• _TASK_: Make an exact copy of each entry, leaving out every picture.

• _MATERIAL FOR THIS TASK_:
========================================================================
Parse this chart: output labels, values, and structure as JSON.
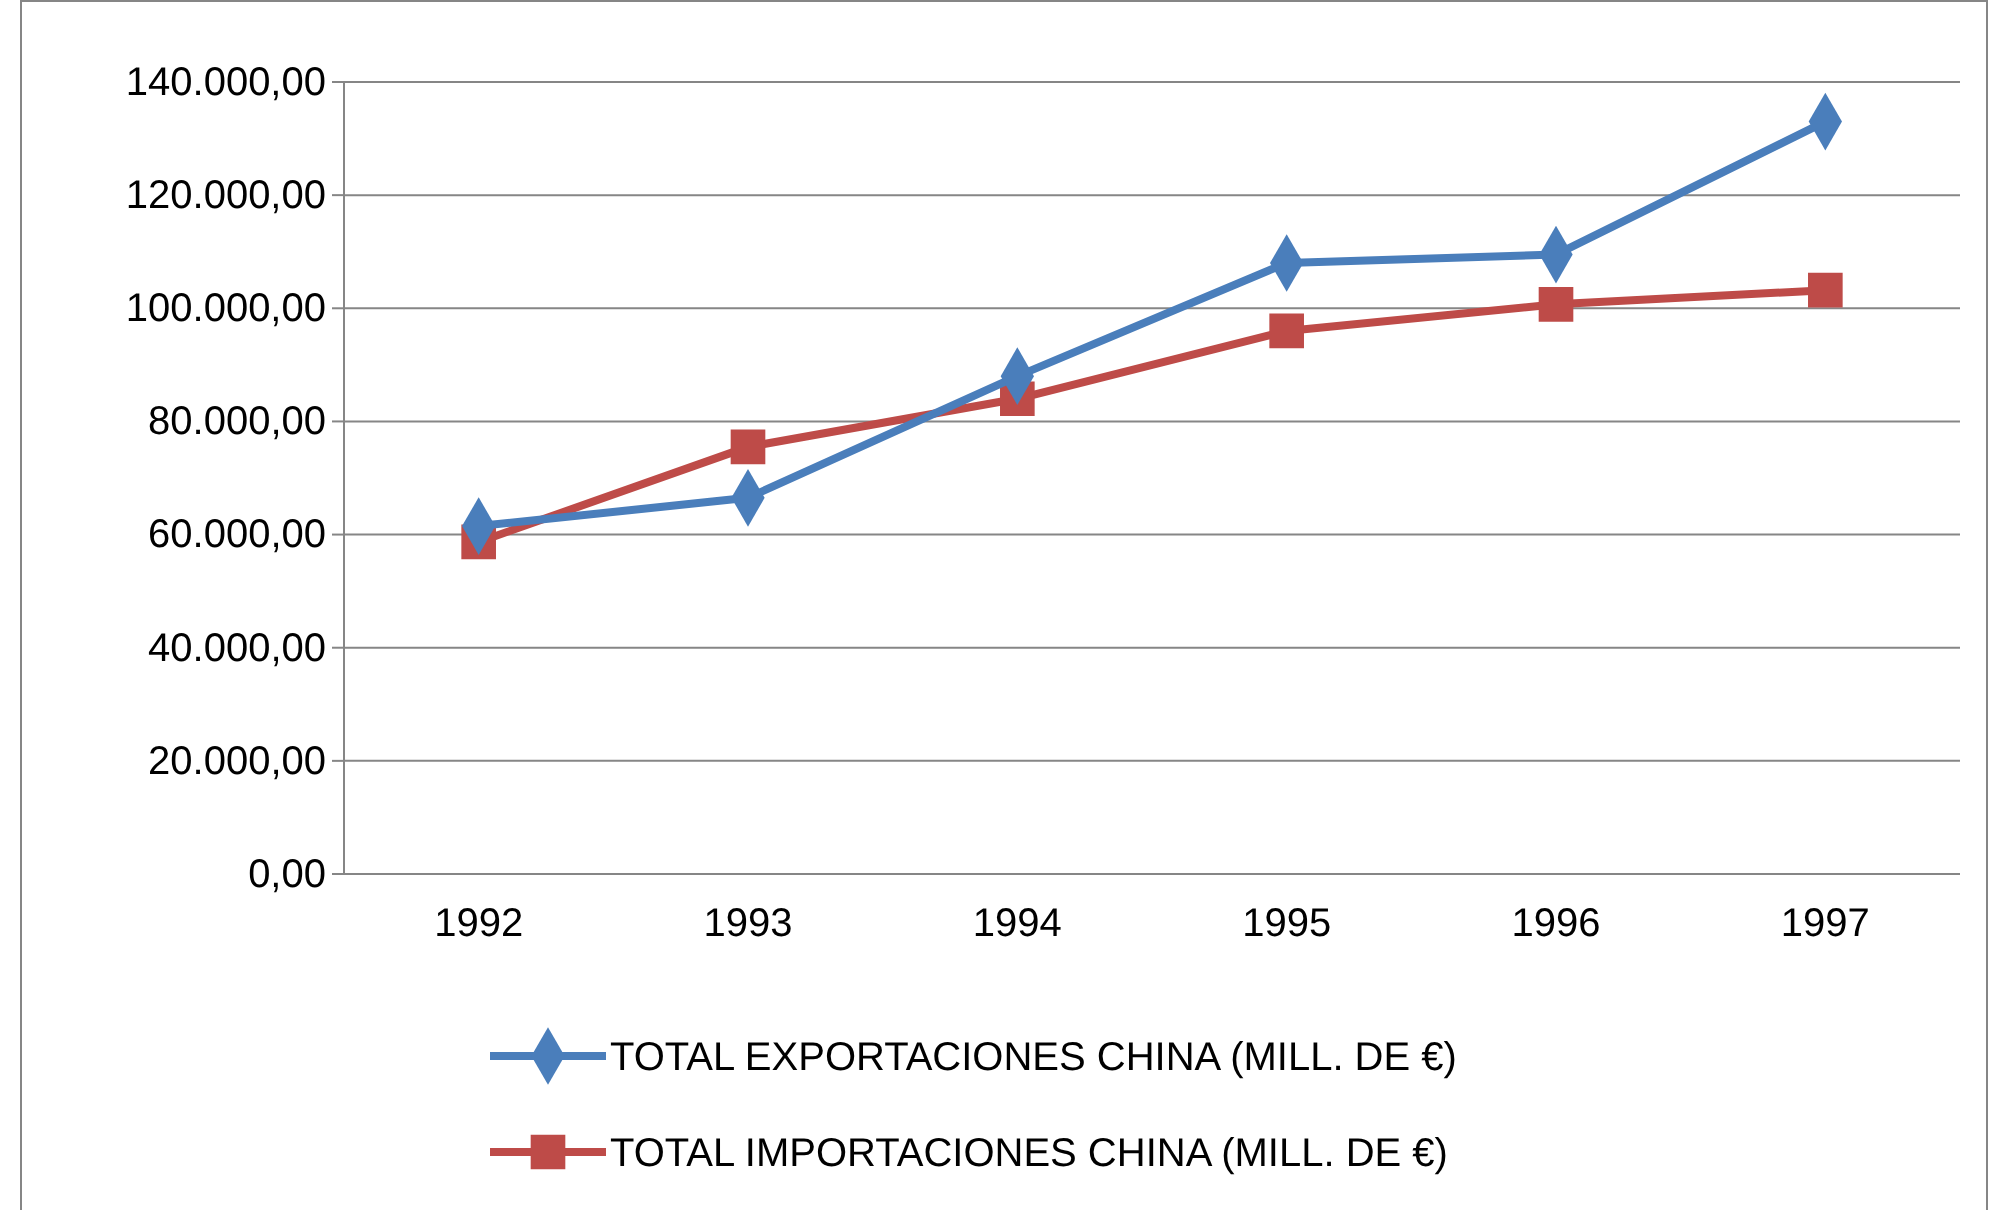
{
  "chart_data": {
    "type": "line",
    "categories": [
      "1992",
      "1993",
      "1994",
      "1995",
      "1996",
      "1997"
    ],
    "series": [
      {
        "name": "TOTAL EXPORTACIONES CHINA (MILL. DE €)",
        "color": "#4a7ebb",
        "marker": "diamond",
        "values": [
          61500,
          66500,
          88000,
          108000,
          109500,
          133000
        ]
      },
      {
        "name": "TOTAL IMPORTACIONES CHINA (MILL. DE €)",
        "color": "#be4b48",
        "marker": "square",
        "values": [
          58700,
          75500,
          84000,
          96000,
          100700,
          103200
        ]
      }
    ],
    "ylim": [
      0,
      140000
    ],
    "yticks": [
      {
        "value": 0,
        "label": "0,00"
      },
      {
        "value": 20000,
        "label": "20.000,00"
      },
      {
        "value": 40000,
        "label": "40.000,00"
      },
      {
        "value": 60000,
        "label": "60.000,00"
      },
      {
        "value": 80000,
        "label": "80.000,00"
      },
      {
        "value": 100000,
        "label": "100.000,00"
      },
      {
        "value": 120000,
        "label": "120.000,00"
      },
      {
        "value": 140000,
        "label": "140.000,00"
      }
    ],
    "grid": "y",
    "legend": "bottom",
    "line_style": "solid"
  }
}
========================================================================
• _EXPECTED ANSWER_:
Parse this chart: output labels, values, and structure as JSON.
{
  "chart_data": {
    "type": "line",
    "categories": [
      "1992",
      "1993",
      "1994",
      "1995",
      "1996",
      "1997"
    ],
    "series": [
      {
        "name": "TOTAL EXPORTACIONES CHINA (MILL. DE €)",
        "color": "#4a7ebb",
        "marker": "diamond",
        "values": [
          61500,
          66500,
          88000,
          108000,
          109500,
          133000
        ]
      },
      {
        "name": "TOTAL IMPORTACIONES CHINA (MILL. DE €)",
        "color": "#be4b48",
        "marker": "square",
        "values": [
          58700,
          75500,
          84000,
          96000,
          100700,
          103200
        ]
      }
    ],
    "ylim": [
      0,
      140000
    ],
    "yticks": [
      {
        "value": 0,
        "label": "0,00"
      },
      {
        "value": 20000,
        "label": "20.000,00"
      },
      {
        "value": 40000,
        "label": "40.000,00"
      },
      {
        "value": 60000,
        "label": "60.000,00"
      },
      {
        "value": 80000,
        "label": "80.000,00"
      },
      {
        "value": 100000,
        "label": "100.000,00"
      },
      {
        "value": 120000,
        "label": "120.000,00"
      },
      {
        "value": 140000,
        "label": "140.000,00"
      }
    ],
    "grid": "y",
    "legend": "bottom",
    "line_style": "solid"
  }
}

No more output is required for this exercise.